• _Extracted material_
***

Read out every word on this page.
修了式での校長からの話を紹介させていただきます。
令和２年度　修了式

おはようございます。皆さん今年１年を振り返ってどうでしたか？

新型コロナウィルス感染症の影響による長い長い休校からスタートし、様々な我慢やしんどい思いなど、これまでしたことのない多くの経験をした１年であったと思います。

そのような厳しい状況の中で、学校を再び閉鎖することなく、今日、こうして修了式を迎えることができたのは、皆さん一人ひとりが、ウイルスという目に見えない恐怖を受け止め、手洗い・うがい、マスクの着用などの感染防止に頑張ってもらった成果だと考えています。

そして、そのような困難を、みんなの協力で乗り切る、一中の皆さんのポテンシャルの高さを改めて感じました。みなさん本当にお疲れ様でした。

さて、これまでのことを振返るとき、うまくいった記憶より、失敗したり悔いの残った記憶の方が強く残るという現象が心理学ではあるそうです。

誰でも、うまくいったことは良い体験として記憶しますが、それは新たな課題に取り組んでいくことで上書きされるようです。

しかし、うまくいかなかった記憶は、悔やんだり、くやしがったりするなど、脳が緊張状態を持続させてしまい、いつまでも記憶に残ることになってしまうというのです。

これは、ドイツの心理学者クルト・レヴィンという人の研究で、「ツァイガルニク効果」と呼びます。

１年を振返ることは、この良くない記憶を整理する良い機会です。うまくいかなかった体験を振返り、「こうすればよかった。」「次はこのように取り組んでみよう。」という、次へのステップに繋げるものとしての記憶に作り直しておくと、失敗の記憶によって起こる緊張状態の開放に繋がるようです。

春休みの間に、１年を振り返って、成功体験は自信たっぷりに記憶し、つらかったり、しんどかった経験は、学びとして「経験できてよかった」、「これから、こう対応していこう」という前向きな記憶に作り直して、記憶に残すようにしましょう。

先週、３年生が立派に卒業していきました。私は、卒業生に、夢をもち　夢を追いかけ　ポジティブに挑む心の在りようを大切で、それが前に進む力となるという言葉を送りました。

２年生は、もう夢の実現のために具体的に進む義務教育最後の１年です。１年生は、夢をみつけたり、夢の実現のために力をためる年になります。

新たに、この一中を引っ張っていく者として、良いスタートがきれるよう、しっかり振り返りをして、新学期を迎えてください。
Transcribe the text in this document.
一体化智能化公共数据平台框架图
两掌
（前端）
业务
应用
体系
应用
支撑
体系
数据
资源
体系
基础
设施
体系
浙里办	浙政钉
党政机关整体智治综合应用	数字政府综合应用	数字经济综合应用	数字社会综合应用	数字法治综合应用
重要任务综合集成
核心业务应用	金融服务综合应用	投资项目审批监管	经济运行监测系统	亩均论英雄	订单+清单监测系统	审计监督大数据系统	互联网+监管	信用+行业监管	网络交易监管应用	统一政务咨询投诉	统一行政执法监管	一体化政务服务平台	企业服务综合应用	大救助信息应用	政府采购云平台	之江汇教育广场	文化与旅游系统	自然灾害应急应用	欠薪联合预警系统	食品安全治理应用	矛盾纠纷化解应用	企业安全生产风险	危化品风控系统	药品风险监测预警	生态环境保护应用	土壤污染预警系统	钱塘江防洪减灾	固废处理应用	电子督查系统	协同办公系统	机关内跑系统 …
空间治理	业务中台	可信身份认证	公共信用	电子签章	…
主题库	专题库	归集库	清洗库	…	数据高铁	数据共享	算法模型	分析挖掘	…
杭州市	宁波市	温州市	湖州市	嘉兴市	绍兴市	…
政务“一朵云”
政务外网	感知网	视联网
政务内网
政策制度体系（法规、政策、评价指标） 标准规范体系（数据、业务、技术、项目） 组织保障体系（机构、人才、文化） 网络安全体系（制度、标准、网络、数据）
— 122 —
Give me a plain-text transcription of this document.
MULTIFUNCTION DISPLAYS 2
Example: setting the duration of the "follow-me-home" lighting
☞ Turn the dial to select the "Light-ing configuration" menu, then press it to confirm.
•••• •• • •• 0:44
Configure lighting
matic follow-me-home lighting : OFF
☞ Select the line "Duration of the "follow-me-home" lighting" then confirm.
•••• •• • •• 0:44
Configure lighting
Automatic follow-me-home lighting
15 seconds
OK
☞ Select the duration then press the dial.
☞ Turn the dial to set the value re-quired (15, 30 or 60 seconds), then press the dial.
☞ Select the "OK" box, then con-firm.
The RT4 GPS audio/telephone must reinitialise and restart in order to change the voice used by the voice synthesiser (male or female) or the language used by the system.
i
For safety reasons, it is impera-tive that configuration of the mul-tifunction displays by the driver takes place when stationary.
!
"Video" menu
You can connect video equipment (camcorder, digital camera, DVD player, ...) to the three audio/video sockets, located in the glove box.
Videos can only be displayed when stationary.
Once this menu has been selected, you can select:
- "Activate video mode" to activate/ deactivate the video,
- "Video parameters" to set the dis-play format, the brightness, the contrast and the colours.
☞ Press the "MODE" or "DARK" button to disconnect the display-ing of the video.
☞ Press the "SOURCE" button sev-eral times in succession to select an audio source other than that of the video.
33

***

• _Exercise requirements_
Please give back all of the records exactly as written.

• _Exercise answer_
Read out every word on this page.
修了式での校長からの話を紹介させていただきます。
令和２年度　修了式

おはようございます。皆さん今年１年を振り返ってどうでしたか？

新型コロナウィルス感染症の影響による長い長い休校からスタートし、様々な我慢やしんどい思いなど、これまでしたことのない多くの経験をした１年であったと思います。

そのような厳しい状況の中で、学校を再び閉鎖することなく、今日、こうして修了式を迎えることができたのは、皆さん一人ひとりが、ウイルスという目に見えない恐怖を受け止め、手洗い・うがい、マスクの着用などの感染防止に頑張ってもらった成果だと考えています。

そして、そのような困難を、みんなの協力で乗り切る、一中の皆さんのポテンシャルの高さを改めて感じました。みなさん本当にお疲れ様でした。

さて、これまでのことを振返るとき、うまくいった記憶より、失敗したり悔いの残った記憶の方が強く残るという現象が心理学ではあるそうです。

誰でも、うまくいったことは良い体験として記憶しますが、それは新たな課題に取り組んでいくことで上書きされるようです。

しかし、うまくいかなかった記憶は、悔やんだり、くやしがったりするなど、脳が緊張状態を持続させてしまい、いつまでも記憶に残ることになってしまうというのです。

これは、ドイツの心理学者クルト・レヴィンという人の研究で、「ツァイガルニク効果」と呼びます。

１年を振返ることは、この良くない記憶を整理する良い機会です。うまくいかなかった体験を振返り、「こうすればよかった。」「次はこのように取り組んでみよう。」という、次へのステップに繋げるものとしての記憶に作り直しておくと、失敗の記憶によって起こる緊張状態の開放に繋がるようです。

春休みの間に、１年を振り返って、成功体験は自信たっぷりに記憶し、つらかったり、しんどかった経験は、学びとして「経験できてよかった」、「これから、こう対応していこう」という前向きな記憶に作り直して、記憶に残すようにしましょう。

先週、３年生が立派に卒業していきました。私は、卒業生に、夢をもち　夢を追いかけ　ポジティブに挑む心の在りようを大切で、それが前に進む力となるという言葉を送りました。

２年生は、もう夢の実現のために具体的に進む義務教育最後の１年です。１年生は、夢をみつけたり、夢の実現のために力をためる年になります。

新たに、この一中を引っ張っていく者として、良いスタートがきれるよう、しっかり振り返りをして、新学期を迎えてください。
Transcribe the text in this document.
一体化智能化公共数据平台框架图
两掌
（前端）
业务
应用
体系
应用
支撑
体系
数据
资源
体系
基础
设施
体系
浙里办	浙政钉
党政机关整体智治综合应用	数字政府综合应用	数字经济综合应用	数字社会综合应用	数字法治综合应用
重要任务综合集成
核心业务应用	金融服务综合应用	投资项目审批监管	经济运行监测系统	亩均论英雄	订单+清单监测系统	审计监督大数据系统	互联网+监管	信用+行业监管	网络交易监管应用	统一政务咨询投诉	统一行政执法监管	一体化政务服务平台	企业服务综合应用	大救助信息应用	政府采购云平台	之江汇教育广场	文化与旅游系统	自然灾害应急应用	欠薪联合预警系统	食品安全治理应用	矛盾纠纷化解应用	企业安全生产风险	危化品风控系统	药品风险监测预警	生态环境保护应用	土壤污染预警系统	钱塘江防洪减灾	固废处理应用	电子督查系统	协同办公系统	机关内跑系统 …
空间治理	业务中台	可信身份认证	公共信用	电子签章	…
主题库	专题库	归集库	清洗库	…	数据高铁	数据共享	算法模型	分析挖掘	…
杭州市	宁波市	温州市	湖州市	嘉兴市	绍兴市	…
政务“一朵云”
政务外网	感知网	视联网
政务内网
政策制度体系（法规、政策、评价指标） 标准规范体系（数据、业务、技术、项目） 组织保障体系（机构、人才、文化） 网络安全体系（制度、标准、网络、数据）
— 122 —
Give me a plain-text transcription of this document.
MULTIFUNCTION DISPLAYS 2
Example: setting the duration of the "follow-me-home" lighting
☞ Turn the dial to select the "Light-ing configuration" menu, then press it to confirm.
•••• •• • •• 0:44
Configure lighting
matic follow-me-home lighting : OFF
☞ Select the line "Duration of the "follow-me-home" lighting" then confirm.
•••• •• • •• 0:44
Configure lighting
Automatic follow-me-home lighting
15 seconds
OK
☞ Select the duration then press the dial.
☞ Turn the dial to set the value re-quired (15, 30 or 60 seconds), then press the dial.
☞ Select the "OK" box, then con-firm.
The RT4 GPS audio/telephone must reinitialise and restart in order to change the voice used by the voice synthesiser (male or female) or the language used by the system.
i
For safety reasons, it is impera-tive that configuration of the mul-tifunction displays by the driver takes place when stationary.
!
"Video" menu
You can connect video equipment (camcorder, digital camera, DVD player, ...) to the three audio/video sockets, located in the glove box.
Videos can only be displayed when stationary.
Once this menu has been selected, you can select:
- "Activate video mode" to activate/ deactivate the video,
- "Video parameters" to set the dis-play format, the brightness, the contrast and the colours.
☞ Press the "MODE" or "DARK" button to disconnect the display-ing of the video.
☞ Press the "SOURCE" button sev-eral times in succession to select an audio source other than that of the video.
33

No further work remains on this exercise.